● Task objective
Restate each of the lines below word for word and drop every picture.

● Data for this exercise
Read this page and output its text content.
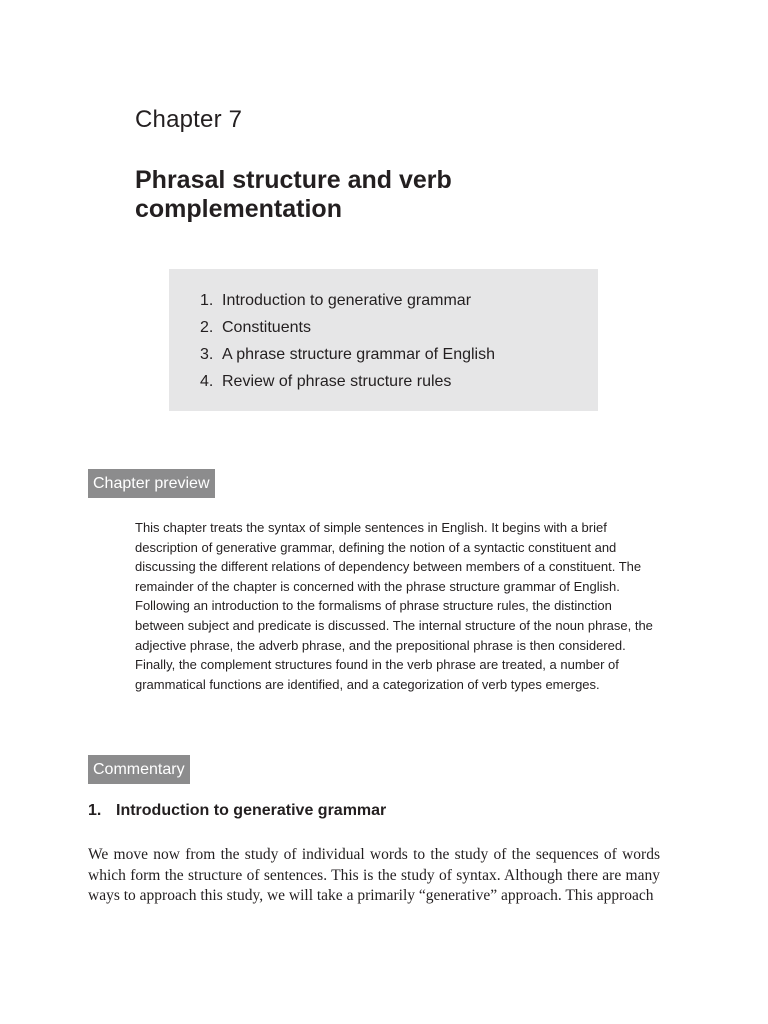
Chapter 7
Phrasal structure and verb complementation
1. Introduction to generative grammar
2. Constituents
3. A phrase structure grammar of English
4. Review of phrase structure rules
Chapter preview

This chapter treats the syntax of simple sentences in English. It begins with a brief description of generative grammar, defining the notion of a syntactic constituent and discussing the different relations of dependency between members of a constituent. The remainder of the chapter is concerned with the phrase structure grammar of English. Following an introduction to the formalisms of phrase structure rules, the distinction between subject and predicate is discussed. The internal structure of the noun phrase, the adjective phrase, the adverb phrase, and the prepositional phrase is then considered. Finally, the complement structures found in the verb phrase are treated, a number of grammatical functions are identified, and a categorization of verb types emerges.

Commentary
1. Introduction to generative grammar

We move now from the study of individual words to the study of the sequences of words which form the structure of sentences. This is the study of syntax. Although there are many ways to approach this study, we will take a primarily “generative” approach. This approach
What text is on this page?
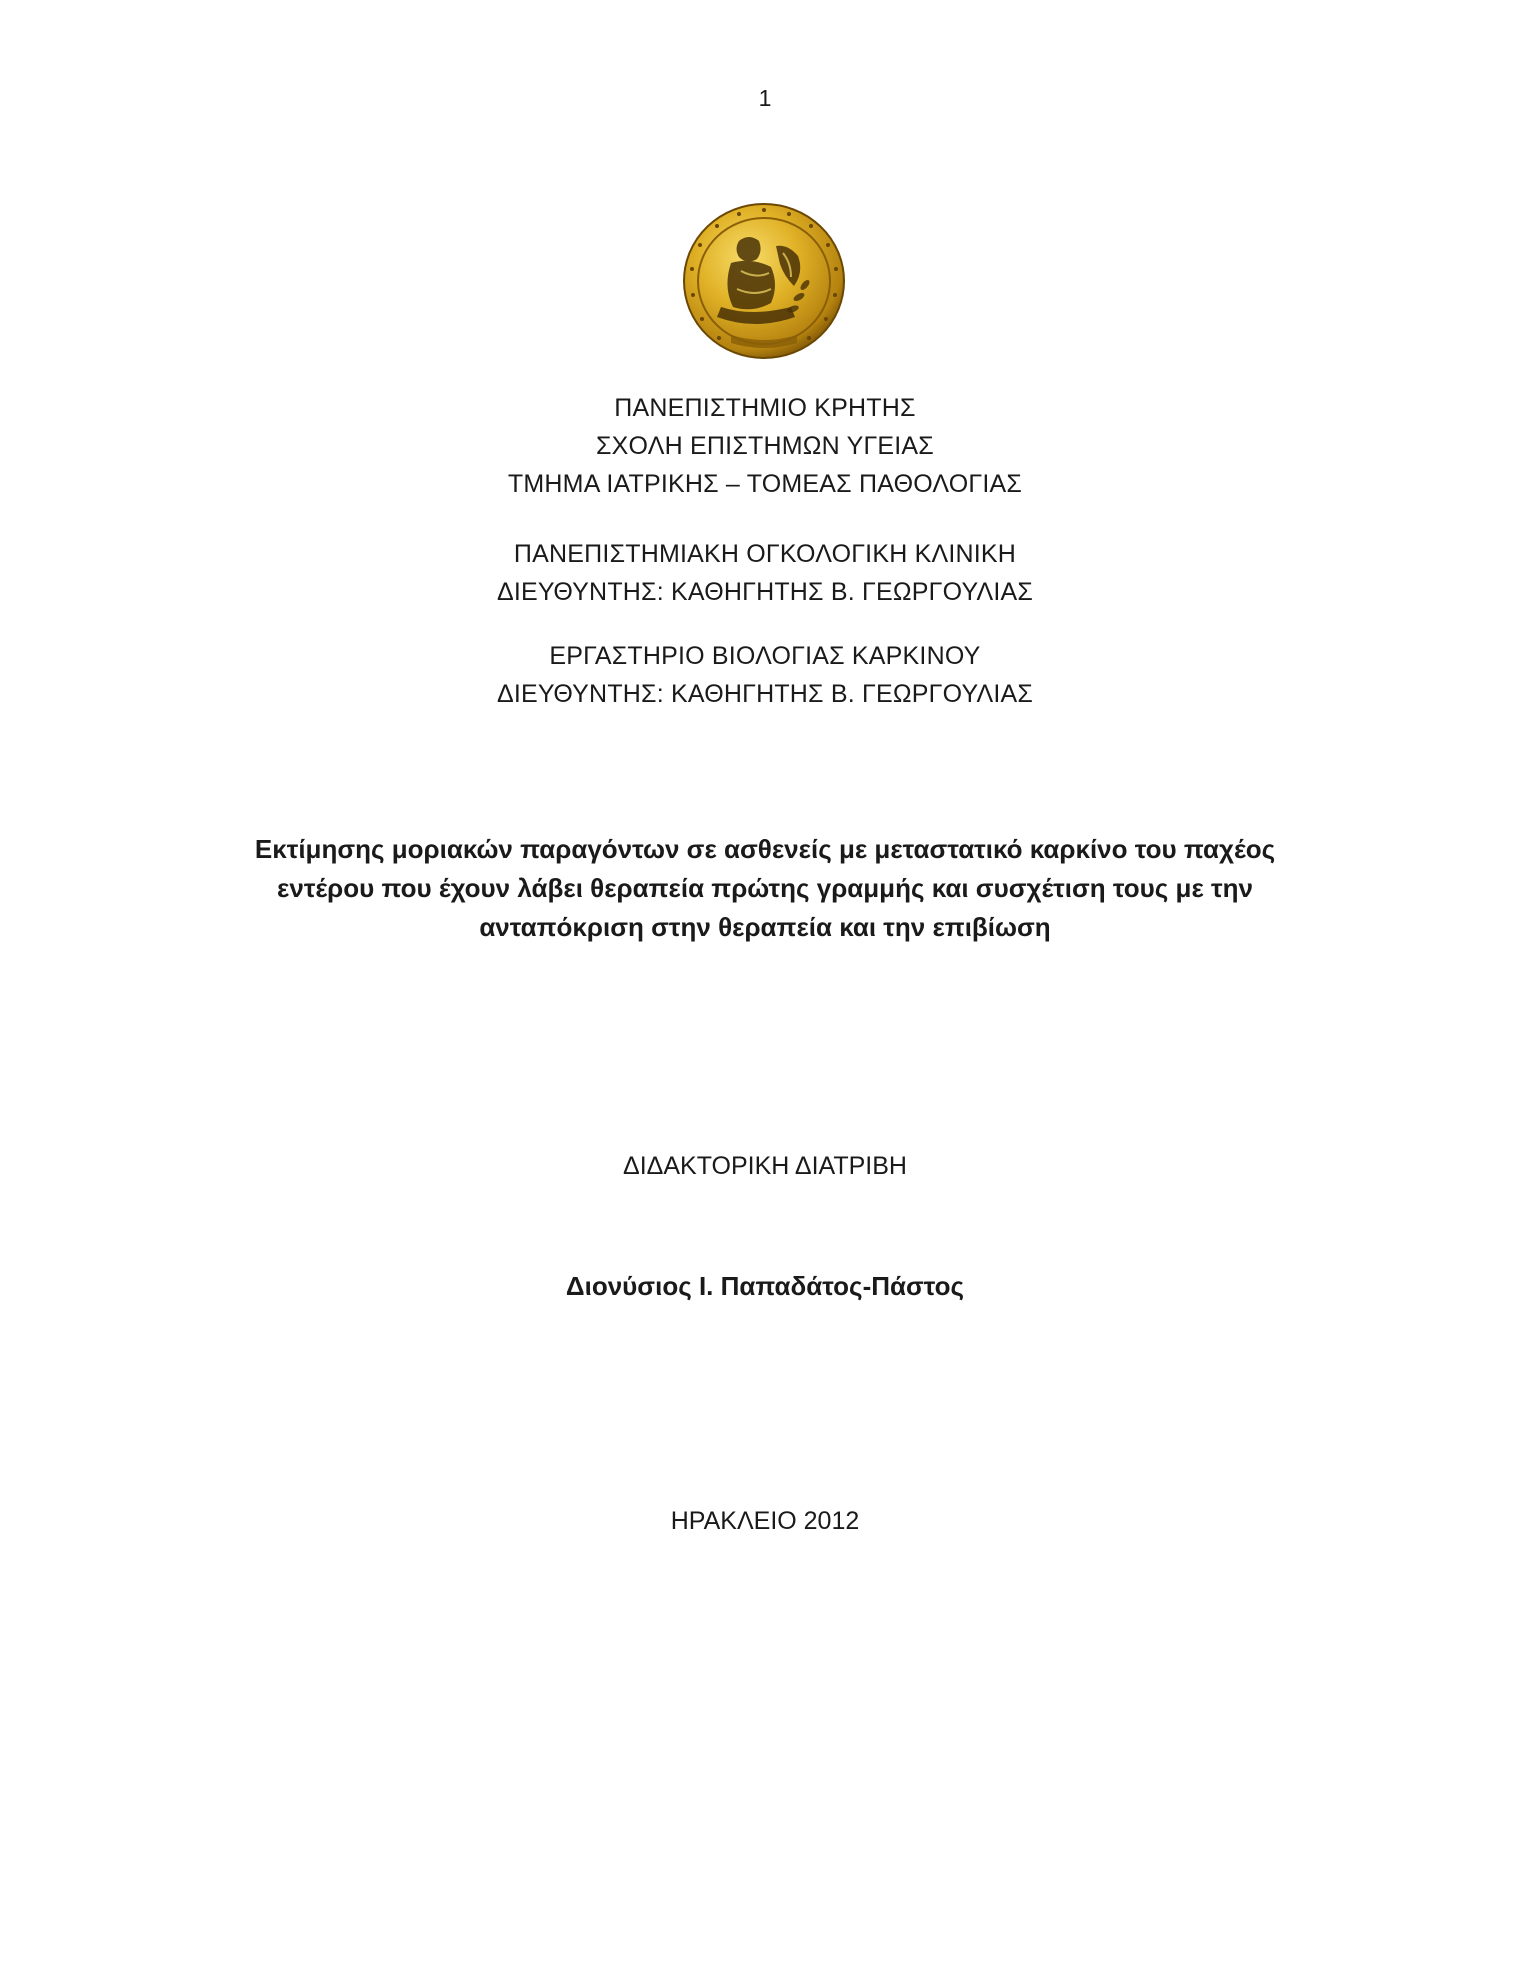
1
ΠΑΝΕΠΙΣΤΗΜΙΟ ΚΡΗΤΗΣ
ΣΧΟΛΗ ΕΠΙΣΤΗΜΩΝ ΥΓΕΙΑΣ
ΤΜΗΜΑ ΙΑΤΡΙΚΗΣ – ΤΟΜΕΑΣ ΠΑΘΟΛΟΓΙΑΣ
ΠΑΝΕΠΙΣΤΗΜΙΑΚΗ ΟΓΚΟΛΟΓΙΚΗ ΚΛΙΝΙΚΗ
ΔΙΕΥΘΥΝΤΗΣ: ΚΑΘΗΓΗΤΗΣ Β. ΓΕΩΡΓΟΥΛΙΑΣ
ΕΡΓΑΣΤΗΡΙΟ ΒΙΟΛΟΓΙΑΣ ΚΑΡΚΙΝΟΥ
ΔΙΕΥΘΥΝΤΗΣ: ΚΑΘΗΓΗΤΗΣ Β. ΓΕΩΡΓΟΥΛΙΑΣ
Εκτίμησης μοριακών παραγόντων σε ασθενείς με μεταστατικό καρκίνο του παχέος
εντέρου που έχουν λάβει θεραπεία πρώτης γραμμής και συσχέτιση τους με την
ανταπόκριση στην θεραπεία και την επιβίωση
ΔΙΔΑΚΤΟΡΙΚΗ ΔΙΑΤΡΙΒΗ
Διονύσιος Ι. Παπαδάτος-Πάστος
ΗΡΑΚΛΕΙΟ 2012
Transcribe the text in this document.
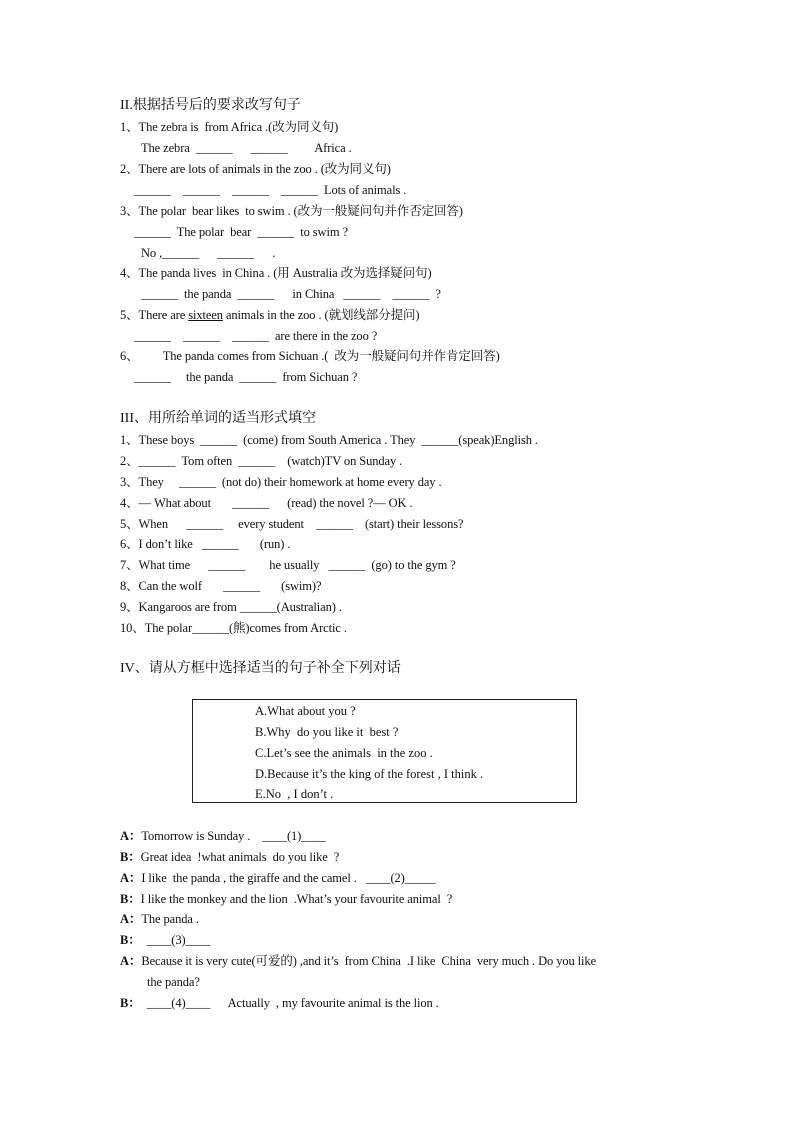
II.根据括号后的要求改写句子
1、The zebra is  from Africa .(改为同义句)
The zebra  ______      ______         Africa .
2、There are lots of animals in the zoo . (改为同义句)
______    ______    ______    ______  Lots of animals .
3、The polar  bear likes  to swim . (改为一般疑问句并作否定回答)
______  The polar  bear  ______  to swim ?
No ,______      ______      .
4、The panda lives  in China . (用 Australia 改为选择疑问句)
______  the panda  ______      in China   ______    ______  ?
5、There are sixteen animals in the zoo . (就划线部分提问)
______    ______    ______  are there in the zoo ?
6、        The panda comes from Sichuan .(  改为一般疑问句并作肯定回答)
______     the panda  ______  from Sichuan ?
III、用所给单词的适当形式填空
1、These boys  ______  (come) from South America . They  ______(speak)English .
2、______  Tom often  ______    (watch)TV on Sunday .
3、They     ______  (not do) their homework at home every day .
4、— What about       ______      (read) the novel ?— OK .
5、When      ______     every student    ______    (start) their lessons?
6、I don’t like   ______       (run) .
7、What time      ______        he usually   ______  (go) to the gym ?
8、Can the wolf       ______       (swim)?
9、Kangaroos are from ______(Australian) .
10、The polar______(熊)comes from Arctic .
IV、请从方框中选择适当的句子补全下列对话
A.What about you ?
B.Why  do you like it  best ?
C.Let’s see the animals  in the zoo .
D.Because it’s the king of the forest , I think .
E.No  , I don’t .
A：Tomorrow is Sunday .    ____(1)____
B：Great idea  !what animals  do you like  ?
A：I like  the panda , the giraffe and the camel .   ____(2)_____
B：I like the monkey and the lion  .What’s your favourite animal  ?
A：The panda .
B：  ____(3)____
A：Because it is very cute(可爱的) ,and it’s  from China  .I like  China  very much . Do you like
the panda?
B：  ____(4)____      Actually  , my favourite animal is the lion .
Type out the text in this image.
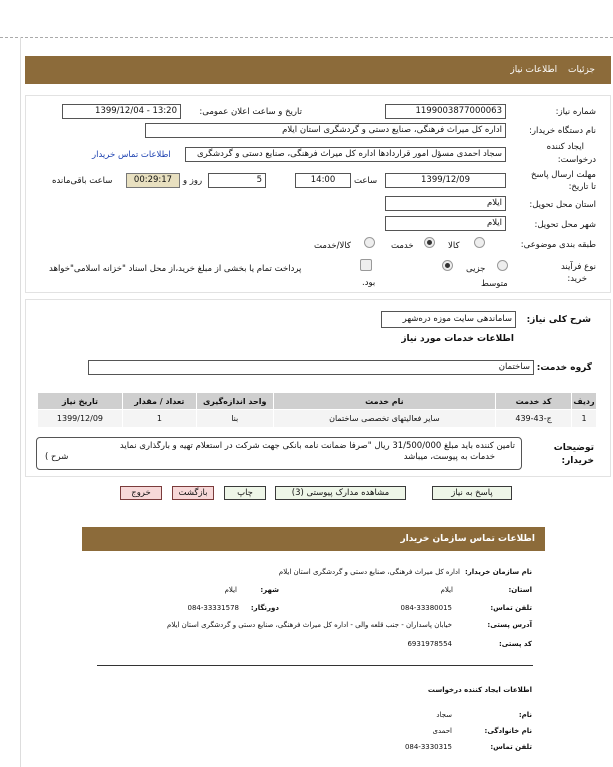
جزئیات اطلاعات نیاز
شماره نیاز:
1199003877000063
تاریخ و ساعت اعلان عمومی:
1399/12/04 - 13:20
نام دستگاه خریدار:
اداره کل میراث فرهنگی، صنایع دستی و گردشگری استان ایلام
ایجاد کننده
درخواست:
سجاد احمدی مسؤل امور قراردادها اداره کل میراث فرهنگی، صنایع دستی و گردشگری
اطلاعات تماس خریدار
مهلت ارسال پاسخ
تا تاریخ:
1399/12/09
ساعت
14:00
5
روز و
00:29:17
ساعت باقی‌مانده
استان محل تحویل:
ایلام
شهر محل تحویل:
ایلام
طبقه بندی موضوعی:
کالا
خدمت
کالا/خدمت
نوع فرآیند
خرید:
جزیی
متوسط
پرداخت تمام یا بخشی از مبلغ خرید،از محل اسناد "خزانه اسلامی"خواهد
بود.
شرح کلی نیاز:
ساماندهی سایت موزه دره‌شهر
اطلاعات خدمات مورد نیاز
گروه خدمت:
ساختمان
ردیف	کد خدمت	نام خدمت	واحد اندازه‌گیری	تعداد / مقدار	تاریخ نیاز
1	ج-43-439	سایر فعالیتهای تخصصی ساختمان	بنا	1	1399/12/09
توضیحات
خریدار:
تامین کننده باید مبلغ 31/500/000 ریال "صرفا ضمانت نامه بانکی جهت شرکت در استعلام تهیه و بارگذاری نماید
خدمات به پیوست، میباشد
شرح )
پاسخ به نیاز
مشاهده مدارک پیوستی (3)
چاپ
بازگشت
خروج
اطلاعات تماس سازمان خریدار
نام سازمان خریدار:
اداره کل میراث فرهنگی، صنایع دستی و گردشگری استان ایلام
استان:
ایلام
شهر:
ایلام
تلفن تماس:
084-33380015
دورنگار:
084-33331578
آدرس پستی:
خیابان پاسداران - جنب قلعه والی - اداره کل میراث فرهنگی، صنایع دستی و گردشگری استان ایلام
کد پستی:
6931978554
اطلاعات ایجاد کننده درخواست
نام:
سجاد
نام خانوادگی:
احمدی
تلفن تماس:
084-3330315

● Correct output
Read this page and output its text content.
Chapter 7
Phrasal structure and verb complementation
1. Introduction to generative grammar
2. Constituents
3. A phrase structure grammar of English
4. Review of phrase structure rules
Chapter preview

This chapter treats the syntax of simple sentences in English. It begins with a brief description of generative grammar, defining the notion of a syntactic constituent and discussing the different relations of dependency between members of a constituent. The remainder of the chapter is concerned with the phrase structure grammar of English. Following an introduction to the formalisms of phrase structure rules, the distinction between subject and predicate is discussed. The internal structure of the noun phrase, the adjective phrase, the adverb phrase, and the prepositional phrase is then considered. Finally, the complement structures found in the verb phrase are treated, a number of grammatical functions are identified, and a categorization of verb types emerges.

Commentary
1. Introduction to generative grammar

We move now from the study of individual words to the study of the sequences of words which form the structure of sentences. This is the study of syntax. Although there are many ways to approach this study, we will take a primarily “generative” approach. This approach
What text is on this page?
1
ΠΑΝΕΠΙΣΤΗΜΙΟ ΚΡΗΤΗΣ
ΣΧΟΛΗ ΕΠΙΣΤΗΜΩΝ ΥΓΕΙΑΣ
ΤΜΗΜΑ ΙΑΤΡΙΚΗΣ – ΤΟΜΕΑΣ ΠΑΘΟΛΟΓΙΑΣ
ΠΑΝΕΠΙΣΤΗΜΙΑΚΗ ΟΓΚΟΛΟΓΙΚΗ ΚΛΙΝΙΚΗ
ΔΙΕΥΘΥΝΤΗΣ: ΚΑΘΗΓΗΤΗΣ Β. ΓΕΩΡΓΟΥΛΙΑΣ
ΕΡΓΑΣΤΗΡΙΟ ΒΙΟΛΟΓΙΑΣ ΚΑΡΚΙΝΟΥ
ΔΙΕΥΘΥΝΤΗΣ: ΚΑΘΗΓΗΤΗΣ Β. ΓΕΩΡΓΟΥΛΙΑΣ
Εκτίμησης μοριακών παραγόντων σε ασθενείς με μεταστατικό καρκίνο του παχέος
εντέρου που έχουν λάβει θεραπεία πρώτης γραμμής και συσχέτιση τους με την
ανταπόκριση στην θεραπεία και την επιβίωση
ΔΙΔΑΚΤΟΡΙΚΗ ΔΙΑΤΡΙΒΗ
Διονύσιος Ι. Παπαδάτος-Πάστος
ΗΡΑΚΛΕΙΟ 2012
Transcribe the text in this document.
II.根据括号后的要求改写句子
1、The zebra is  from Africa .(改为同义句)
The zebra  ______      ______         Africa .
2、There are lots of animals in the zoo . (改为同义句)
______    ______    ______    ______  Lots of animals .
3、The polar  bear likes  to swim . (改为一般疑问句并作否定回答)
______  The polar  bear  ______  to swim ?
No ,______      ______      .
4、The panda lives  in China . (用 Australia 改为选择疑问句)
______  the panda  ______      in China   ______    ______  ?
5、There are sixteen animals in the zoo . (就划线部分提问)
______    ______    ______  are there in the zoo ?
6、        The panda comes from Sichuan .(  改为一般疑问句并作肯定回答)
______     the panda  ______  from Sichuan ?
III、用所给单词的适当形式填空
1、These boys  ______  (come) from South America . They  ______(speak)English .
2、______  Tom often  ______    (watch)TV on Sunday .
3、They     ______  (not do) their homework at home every day .
4、— What about       ______      (read) the novel ?— OK .
5、When      ______     every student    ______    (start) their lessons?
6、I don’t like   ______       (run) .
7、What time      ______        he usually   ______  (go) to the gym ?
8、Can the wolf       ______       (swim)?
9、Kangaroos are from ______(Australian) .
10、The polar______(熊)comes from Arctic .
IV、请从方框中选择适当的句子补全下列对话
A.What about you ?
B.Why  do you like it  best ?
C.Let’s see the animals  in the zoo .
D.Because it’s the king of the forest , I think .
E.No  , I don’t .
A：Tomorrow is Sunday .    ____(1)____
B：Great idea  !what animals  do you like  ?
A：I like  the panda , the giraffe and the camel .   ____(2)_____
B：I like the monkey and the lion  .What’s your favourite animal  ?
A：The panda .
B：  ____(3)____
A：Because it is very cute(可爱的) ,and it’s  from China  .I like  China  very much . Do you like
the panda?
B：  ____(4)____      Actually  , my favourite animal is the lion .
Type out the text in this image.
جزئیات اطلاعات نیاز
شماره نیاز:
1199003877000063
تاریخ و ساعت اعلان عمومی:
1399/12/04 - 13:20
نام دستگاه خریدار:
اداره کل میراث فرهنگی، صنایع دستی و گردشگری استان ایلام
ایجاد کننده
درخواست:
سجاد احمدی مسؤل امور قراردادها اداره کل میراث فرهنگی، صنایع دستی و گردشگری
اطلاعات تماس خریدار
مهلت ارسال پاسخ
تا تاریخ:
1399/12/09
ساعت
14:00
5
روز و
00:29:17
ساعت باقی‌مانده
استان محل تحویل:
ایلام
شهر محل تحویل:
ایلام
طبقه بندی موضوعی:
کالا
خدمت
کالا/خدمت
نوع فرآیند
خرید:
جزیی
متوسط
پرداخت تمام یا بخشی از مبلغ خرید،از محل اسناد "خزانه اسلامی"خواهد
بود.
شرح کلی نیاز:
ساماندهی سایت موزه دره‌شهر
اطلاعات خدمات مورد نیاز
گروه خدمت:
ساختمان
ردیف	کد خدمت	نام خدمت	واحد اندازه‌گیری	تعداد / مقدار	تاریخ نیاز
1	ج-43-439	سایر فعالیتهای تخصصی ساختمان	بنا	1	1399/12/09
توضیحات
خریدار:
تامین کننده باید مبلغ 31/500/000 ریال "صرفا ضمانت نامه بانکی جهت شرکت در استعلام تهیه و بارگذاری نماید
خدمات به پیوست، میباشد
شرح )
پاسخ به نیاز
مشاهده مدارک پیوستی (3)
چاپ
بازگشت
خروج
اطلاعات تماس سازمان خریدار
نام سازمان خریدار:
اداره کل میراث فرهنگی، صنایع دستی و گردشگری استان ایلام
استان:
ایلام
شهر:
ایلام
تلفن تماس:
084-33380015
دورنگار:
084-33331578
آدرس پستی:
خیابان پاسداران - جنب قلعه والی - اداره کل میراث فرهنگی، صنایع دستی و گردشگری استان ایلام
کد پستی:
6931978554
اطلاعات ایجاد کننده درخواست
نام:
سجاد
نام خانوادگی:
احمدی
تلفن تماس:
084-3330315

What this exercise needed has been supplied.